__What you should do__
Which lines hold the word "this"? Show each of them.

__Supplied information__

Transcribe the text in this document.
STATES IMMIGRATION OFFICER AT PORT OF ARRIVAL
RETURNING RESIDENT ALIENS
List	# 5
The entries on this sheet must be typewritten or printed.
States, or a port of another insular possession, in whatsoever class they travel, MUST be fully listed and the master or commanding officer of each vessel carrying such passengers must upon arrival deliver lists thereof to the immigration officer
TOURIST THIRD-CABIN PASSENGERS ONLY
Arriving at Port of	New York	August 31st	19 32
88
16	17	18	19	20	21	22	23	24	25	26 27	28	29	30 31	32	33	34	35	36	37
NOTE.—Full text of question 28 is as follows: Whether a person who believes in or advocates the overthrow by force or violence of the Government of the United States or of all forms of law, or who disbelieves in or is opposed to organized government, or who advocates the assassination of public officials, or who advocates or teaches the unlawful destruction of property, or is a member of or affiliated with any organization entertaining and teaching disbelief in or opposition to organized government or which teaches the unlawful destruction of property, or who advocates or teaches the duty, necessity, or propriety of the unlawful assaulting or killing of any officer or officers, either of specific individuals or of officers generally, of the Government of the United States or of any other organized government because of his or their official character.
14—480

__Completed exercise__
Transcribe the text in this document.
The entries on this sheet must be typewritten or printed.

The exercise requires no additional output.